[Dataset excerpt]
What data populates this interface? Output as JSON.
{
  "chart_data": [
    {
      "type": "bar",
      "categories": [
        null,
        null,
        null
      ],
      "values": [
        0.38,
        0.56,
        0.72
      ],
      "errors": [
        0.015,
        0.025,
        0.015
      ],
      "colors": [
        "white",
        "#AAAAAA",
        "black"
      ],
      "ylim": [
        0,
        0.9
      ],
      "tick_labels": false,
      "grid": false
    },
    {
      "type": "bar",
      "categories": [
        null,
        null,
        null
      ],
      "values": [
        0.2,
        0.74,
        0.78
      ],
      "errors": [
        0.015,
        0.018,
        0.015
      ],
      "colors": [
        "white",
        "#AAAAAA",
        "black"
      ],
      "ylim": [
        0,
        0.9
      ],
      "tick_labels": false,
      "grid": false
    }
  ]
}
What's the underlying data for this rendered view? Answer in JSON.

...

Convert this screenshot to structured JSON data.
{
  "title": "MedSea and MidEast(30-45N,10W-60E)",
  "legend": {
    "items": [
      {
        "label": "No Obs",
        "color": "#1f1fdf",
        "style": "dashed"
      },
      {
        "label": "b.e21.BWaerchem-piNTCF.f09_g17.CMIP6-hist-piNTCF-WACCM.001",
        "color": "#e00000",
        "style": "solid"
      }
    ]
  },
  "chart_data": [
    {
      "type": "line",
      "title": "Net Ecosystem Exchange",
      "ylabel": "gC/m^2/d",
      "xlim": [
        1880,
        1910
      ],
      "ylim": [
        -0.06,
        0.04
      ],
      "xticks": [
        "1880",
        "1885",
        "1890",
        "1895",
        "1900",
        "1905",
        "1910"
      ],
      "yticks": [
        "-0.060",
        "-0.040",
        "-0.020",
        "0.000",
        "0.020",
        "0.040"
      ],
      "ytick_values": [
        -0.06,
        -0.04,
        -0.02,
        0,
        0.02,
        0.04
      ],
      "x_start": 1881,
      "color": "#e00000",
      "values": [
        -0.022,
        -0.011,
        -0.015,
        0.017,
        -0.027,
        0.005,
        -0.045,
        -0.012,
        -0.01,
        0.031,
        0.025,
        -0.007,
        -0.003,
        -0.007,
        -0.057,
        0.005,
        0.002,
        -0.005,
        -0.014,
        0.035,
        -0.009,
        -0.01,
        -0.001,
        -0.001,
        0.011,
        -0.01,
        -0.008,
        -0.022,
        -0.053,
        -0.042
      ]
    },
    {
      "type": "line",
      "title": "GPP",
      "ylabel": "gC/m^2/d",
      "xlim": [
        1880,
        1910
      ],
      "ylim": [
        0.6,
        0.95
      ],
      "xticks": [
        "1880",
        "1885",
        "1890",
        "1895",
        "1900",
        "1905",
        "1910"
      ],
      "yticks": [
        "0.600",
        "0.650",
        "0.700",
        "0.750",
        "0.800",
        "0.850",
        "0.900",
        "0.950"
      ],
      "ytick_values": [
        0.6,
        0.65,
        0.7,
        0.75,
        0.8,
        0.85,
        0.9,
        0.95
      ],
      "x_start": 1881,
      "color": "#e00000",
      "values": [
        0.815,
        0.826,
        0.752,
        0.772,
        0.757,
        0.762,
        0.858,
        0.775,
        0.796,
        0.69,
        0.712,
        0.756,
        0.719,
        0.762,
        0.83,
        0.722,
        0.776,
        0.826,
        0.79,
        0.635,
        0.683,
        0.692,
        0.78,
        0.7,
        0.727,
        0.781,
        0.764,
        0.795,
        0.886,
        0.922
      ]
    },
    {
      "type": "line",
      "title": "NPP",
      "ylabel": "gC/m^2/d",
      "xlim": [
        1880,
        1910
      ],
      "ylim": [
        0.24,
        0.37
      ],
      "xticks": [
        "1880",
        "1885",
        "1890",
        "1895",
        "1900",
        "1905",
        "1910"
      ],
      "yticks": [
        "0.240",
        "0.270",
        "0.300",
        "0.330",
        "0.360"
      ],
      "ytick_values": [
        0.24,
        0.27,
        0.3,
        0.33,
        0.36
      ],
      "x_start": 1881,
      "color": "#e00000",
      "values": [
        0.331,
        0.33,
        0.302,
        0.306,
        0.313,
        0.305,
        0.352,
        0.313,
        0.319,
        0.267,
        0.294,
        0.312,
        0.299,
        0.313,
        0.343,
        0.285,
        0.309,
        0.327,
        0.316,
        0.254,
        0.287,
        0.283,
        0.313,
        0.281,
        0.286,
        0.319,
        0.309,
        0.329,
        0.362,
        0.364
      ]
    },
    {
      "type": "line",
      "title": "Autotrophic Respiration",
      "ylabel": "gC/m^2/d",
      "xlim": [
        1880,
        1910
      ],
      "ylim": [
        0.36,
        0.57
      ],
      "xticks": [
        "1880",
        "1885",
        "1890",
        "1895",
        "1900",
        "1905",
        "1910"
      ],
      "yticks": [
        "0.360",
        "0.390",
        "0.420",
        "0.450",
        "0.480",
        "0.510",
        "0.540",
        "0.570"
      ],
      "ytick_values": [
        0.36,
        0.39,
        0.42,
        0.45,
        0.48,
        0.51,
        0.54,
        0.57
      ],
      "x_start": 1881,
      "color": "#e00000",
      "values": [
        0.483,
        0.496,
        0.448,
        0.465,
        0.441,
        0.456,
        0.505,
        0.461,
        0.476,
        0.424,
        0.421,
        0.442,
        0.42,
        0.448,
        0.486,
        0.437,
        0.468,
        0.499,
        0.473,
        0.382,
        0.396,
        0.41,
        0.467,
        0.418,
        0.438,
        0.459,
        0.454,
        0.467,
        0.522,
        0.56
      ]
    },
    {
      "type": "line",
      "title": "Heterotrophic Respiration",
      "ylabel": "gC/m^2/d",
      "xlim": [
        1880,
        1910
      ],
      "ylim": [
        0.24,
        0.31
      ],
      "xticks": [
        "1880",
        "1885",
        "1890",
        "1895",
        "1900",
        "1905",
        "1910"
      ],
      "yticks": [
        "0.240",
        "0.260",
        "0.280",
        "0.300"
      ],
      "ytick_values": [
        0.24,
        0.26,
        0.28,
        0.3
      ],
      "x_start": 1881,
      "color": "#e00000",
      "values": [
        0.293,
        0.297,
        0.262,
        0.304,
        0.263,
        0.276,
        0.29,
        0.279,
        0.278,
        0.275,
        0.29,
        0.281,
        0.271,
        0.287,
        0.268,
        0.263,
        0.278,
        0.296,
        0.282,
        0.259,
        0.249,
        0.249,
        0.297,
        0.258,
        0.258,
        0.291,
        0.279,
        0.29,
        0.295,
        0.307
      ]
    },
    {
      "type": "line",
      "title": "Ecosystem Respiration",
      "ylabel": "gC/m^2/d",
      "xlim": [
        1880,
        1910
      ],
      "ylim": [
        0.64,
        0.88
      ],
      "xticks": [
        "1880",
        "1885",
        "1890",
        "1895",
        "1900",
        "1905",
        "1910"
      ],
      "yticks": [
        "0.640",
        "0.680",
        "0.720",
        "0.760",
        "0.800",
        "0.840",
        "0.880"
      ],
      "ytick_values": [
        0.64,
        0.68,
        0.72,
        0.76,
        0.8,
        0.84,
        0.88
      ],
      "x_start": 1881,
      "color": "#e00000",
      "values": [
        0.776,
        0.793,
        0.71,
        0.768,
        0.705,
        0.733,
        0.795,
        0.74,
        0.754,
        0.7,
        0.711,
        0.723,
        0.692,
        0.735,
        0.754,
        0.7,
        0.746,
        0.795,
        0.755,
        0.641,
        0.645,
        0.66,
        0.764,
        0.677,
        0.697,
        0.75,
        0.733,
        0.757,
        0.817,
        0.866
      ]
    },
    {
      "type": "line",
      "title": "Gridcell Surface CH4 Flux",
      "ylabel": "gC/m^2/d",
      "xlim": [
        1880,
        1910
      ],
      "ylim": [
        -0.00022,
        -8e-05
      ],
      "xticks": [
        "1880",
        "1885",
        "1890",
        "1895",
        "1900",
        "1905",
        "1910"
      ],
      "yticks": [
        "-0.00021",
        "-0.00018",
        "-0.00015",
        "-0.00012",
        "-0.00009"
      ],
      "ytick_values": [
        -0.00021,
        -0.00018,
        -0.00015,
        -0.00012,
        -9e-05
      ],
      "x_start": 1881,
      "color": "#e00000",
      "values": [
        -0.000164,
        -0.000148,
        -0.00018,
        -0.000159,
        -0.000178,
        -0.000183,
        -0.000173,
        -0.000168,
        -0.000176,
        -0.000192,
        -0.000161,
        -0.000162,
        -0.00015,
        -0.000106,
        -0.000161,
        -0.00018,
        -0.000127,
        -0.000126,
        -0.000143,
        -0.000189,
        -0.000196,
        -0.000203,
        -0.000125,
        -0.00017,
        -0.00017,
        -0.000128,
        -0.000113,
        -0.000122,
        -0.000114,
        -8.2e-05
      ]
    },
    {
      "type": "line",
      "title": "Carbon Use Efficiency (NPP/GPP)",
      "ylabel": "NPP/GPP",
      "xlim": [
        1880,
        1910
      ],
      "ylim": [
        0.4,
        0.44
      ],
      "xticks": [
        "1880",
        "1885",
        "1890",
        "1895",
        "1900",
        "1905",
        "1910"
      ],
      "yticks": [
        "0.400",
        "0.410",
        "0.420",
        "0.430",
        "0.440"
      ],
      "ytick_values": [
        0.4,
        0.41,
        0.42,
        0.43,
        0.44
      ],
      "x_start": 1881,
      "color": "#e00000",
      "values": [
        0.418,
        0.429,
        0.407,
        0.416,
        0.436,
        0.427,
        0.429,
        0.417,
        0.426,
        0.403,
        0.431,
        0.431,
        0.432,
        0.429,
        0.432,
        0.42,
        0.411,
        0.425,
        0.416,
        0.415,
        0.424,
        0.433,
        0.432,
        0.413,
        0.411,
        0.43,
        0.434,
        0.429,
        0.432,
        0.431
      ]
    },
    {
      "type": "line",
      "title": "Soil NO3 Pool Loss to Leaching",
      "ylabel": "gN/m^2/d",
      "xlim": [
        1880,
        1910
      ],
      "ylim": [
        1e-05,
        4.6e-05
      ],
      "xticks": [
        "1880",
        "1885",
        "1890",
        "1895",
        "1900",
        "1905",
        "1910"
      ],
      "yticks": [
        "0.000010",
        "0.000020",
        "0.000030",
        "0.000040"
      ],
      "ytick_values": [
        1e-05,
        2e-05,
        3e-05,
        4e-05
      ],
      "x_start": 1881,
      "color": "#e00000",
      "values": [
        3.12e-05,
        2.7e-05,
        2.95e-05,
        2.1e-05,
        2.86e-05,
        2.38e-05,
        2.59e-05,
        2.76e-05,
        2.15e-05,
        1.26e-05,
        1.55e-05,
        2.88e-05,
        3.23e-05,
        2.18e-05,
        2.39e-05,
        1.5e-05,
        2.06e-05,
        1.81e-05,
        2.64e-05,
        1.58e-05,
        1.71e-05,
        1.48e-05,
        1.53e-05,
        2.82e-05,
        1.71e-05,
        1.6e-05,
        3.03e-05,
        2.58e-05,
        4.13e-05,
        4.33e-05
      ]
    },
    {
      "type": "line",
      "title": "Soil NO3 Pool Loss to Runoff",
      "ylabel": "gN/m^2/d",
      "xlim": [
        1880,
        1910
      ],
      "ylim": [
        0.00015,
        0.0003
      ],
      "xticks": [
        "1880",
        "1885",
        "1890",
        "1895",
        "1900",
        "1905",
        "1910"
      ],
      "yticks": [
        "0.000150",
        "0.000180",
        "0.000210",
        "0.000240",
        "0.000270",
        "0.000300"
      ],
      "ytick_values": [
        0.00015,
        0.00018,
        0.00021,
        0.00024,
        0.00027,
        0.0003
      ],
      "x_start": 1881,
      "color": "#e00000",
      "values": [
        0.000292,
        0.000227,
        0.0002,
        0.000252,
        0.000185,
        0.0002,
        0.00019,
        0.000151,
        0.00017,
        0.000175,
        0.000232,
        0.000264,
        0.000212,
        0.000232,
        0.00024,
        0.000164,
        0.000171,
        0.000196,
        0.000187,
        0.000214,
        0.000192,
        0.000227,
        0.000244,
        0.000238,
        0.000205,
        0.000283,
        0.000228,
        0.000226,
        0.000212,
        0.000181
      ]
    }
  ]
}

- _What to do_:
In the material above, locate the line containing "What data populates" and the line containing "What's the underlying". Transcribe exactly those two lines and every line between them, and nothing more.

- _Final answer_:
What data populates this interface? Output as JSON.
{
  "chart_data": [
    {
      "type": "bar",
      "categories": [
        null,
        null,
        null
      ],
      "values": [
        0.38,
        0.56,
        0.72
      ],
      "errors": [
        0.015,
        0.025,
        0.015
      ],
      "colors": [
        "white",
        "#AAAAAA",
        "black"
      ],
      "ylim": [
        0,
        0.9
      ],
      "tick_labels": false,
      "grid": false
    },
    {
      "type": "bar",
      "categories": [
        null,
        null,
        null
      ],
      "values": [
        0.2,
        0.74,
        0.78
      ],
      "errors": [
        0.015,
        0.018,
        0.015
      ],
      "colors": [
        "white",
        "#AAAAAA",
        "black"
      ],
      "ylim": [
        0,
        0.9
      ],
      "tick_labels": false,
      "grid": false
    }
  ]
}
What's the underlying data for this rendered view? Answer in JSON.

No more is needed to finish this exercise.